- [Dataset content]:
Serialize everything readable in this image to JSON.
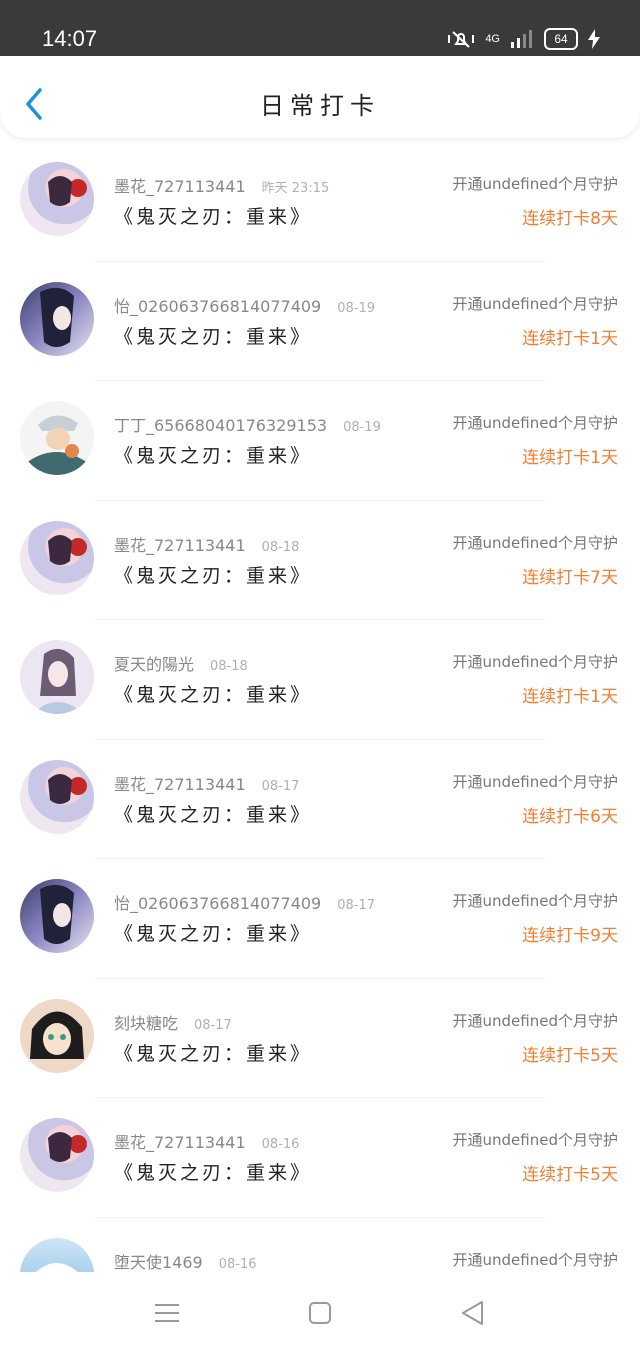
{
  "status_bar": {
    "time": "14:07",
    "network": "4G",
    "battery": "64"
  },
  "header": {
    "title": "日常打卡"
  },
  "rows": [
    {
      "name": "墨花_727113441",
      "date": "昨天 23:15",
      "book": "《鬼灭之刃：重来》",
      "vip": "开通undefined个月守护",
      "streak": "连续打卡8天"
    },
    {
      "name": "怡_026063766814077409",
      "date": "08-19",
      "book": "《鬼灭之刃：重来》",
      "vip": "开通undefined个月守护",
      "streak": "连续打卡1天"
    },
    {
      "name": "丁丁_65668040176329153",
      "date": "08-19",
      "book": "《鬼灭之刃：重来》",
      "vip": "开通undefined个月守护",
      "streak": "连续打卡1天"
    },
    {
      "name": "墨花_727113441",
      "date": "08-18",
      "book": "《鬼灭之刃：重来》",
      "vip": "开通undefined个月守护",
      "streak": "连续打卡7天"
    },
    {
      "name": "夏天的陽光",
      "date": "08-18",
      "book": "《鬼灭之刃：重来》",
      "vip": "开通undefined个月守护",
      "streak": "连续打卡1天"
    },
    {
      "name": "墨花_727113441",
      "date": "08-17",
      "book": "《鬼灭之刃：重来》",
      "vip": "开通undefined个月守护",
      "streak": "连续打卡6天"
    },
    {
      "name": "怡_026063766814077409",
      "date": "08-17",
      "book": "《鬼灭之刃：重来》",
      "vip": "开通undefined个月守护",
      "streak": "连续打卡9天"
    },
    {
      "name": "刻块糖吃",
      "date": "08-17",
      "book": "《鬼灭之刃：重来》",
      "vip": "开通undefined个月守护",
      "streak": "连续打卡5天"
    },
    {
      "name": "墨花_727113441",
      "date": "08-16",
      "book": "《鬼灭之刃：重来》",
      "vip": "开通undefined个月守护",
      "streak": "连续打卡5天"
    },
    {
      "name": "堕天使1469",
      "date": "08-16",
      "book": "",
      "vip": "开通undefined个月守护",
      "streak": ""
    }
  ],
  "colors": {
    "accent": "#1e90e0",
    "streak": "#f07f32"
  }
}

- [Written exercise]: All preceding records should be duplicated verbatim, images excepted.

- [Result for this exercise]:
Serialize everything readable in this image to JSON.
{
  "status_bar": {
    "time": "14:07",
    "network": "4G",
    "battery": "64"
  },
  "header": {
    "title": "日常打卡"
  },
  "rows": [
    {
      "name": "墨花_727113441",
      "date": "昨天 23:15",
      "book": "《鬼灭之刃：重来》",
      "vip": "开通undefined个月守护",
      "streak": "连续打卡8天"
    },
    {
      "name": "怡_026063766814077409",
      "date": "08-19",
      "book": "《鬼灭之刃：重来》",
      "vip": "开通undefined个月守护",
      "streak": "连续打卡1天"
    },
    {
      "name": "丁丁_65668040176329153",
      "date": "08-19",
      "book": "《鬼灭之刃：重来》",
      "vip": "开通undefined个月守护",
      "streak": "连续打卡1天"
    },
    {
      "name": "墨花_727113441",
      "date": "08-18",
      "book": "《鬼灭之刃：重来》",
      "vip": "开通undefined个月守护",
      "streak": "连续打卡7天"
    },
    {
      "name": "夏天的陽光",
      "date": "08-18",
      "book": "《鬼灭之刃：重来》",
      "vip": "开通undefined个月守护",
      "streak": "连续打卡1天"
    },
    {
      "name": "墨花_727113441",
      "date": "08-17",
      "book": "《鬼灭之刃：重来》",
      "vip": "开通undefined个月守护",
      "streak": "连续打卡6天"
    },
    {
      "name": "怡_026063766814077409",
      "date": "08-17",
      "book": "《鬼灭之刃：重来》",
      "vip": "开通undefined个月守护",
      "streak": "连续打卡9天"
    },
    {
      "name": "刻块糖吃",
      "date": "08-17",
      "book": "《鬼灭之刃：重来》",
      "vip": "开通undefined个月守护",
      "streak": "连续打卡5天"
    },
    {
      "name": "墨花_727113441",
      "date": "08-16",
      "book": "《鬼灭之刃：重来》",
      "vip": "开通undefined个月守护",
      "streak": "连续打卡5天"
    },
    {
      "name": "堕天使1469",
      "date": "08-16",
      "book": "",
      "vip": "开通undefined个月守护",
      "streak": ""
    }
  ],
  "colors": {
    "accent": "#1e90e0",
    "streak": "#f07f32"
  }
}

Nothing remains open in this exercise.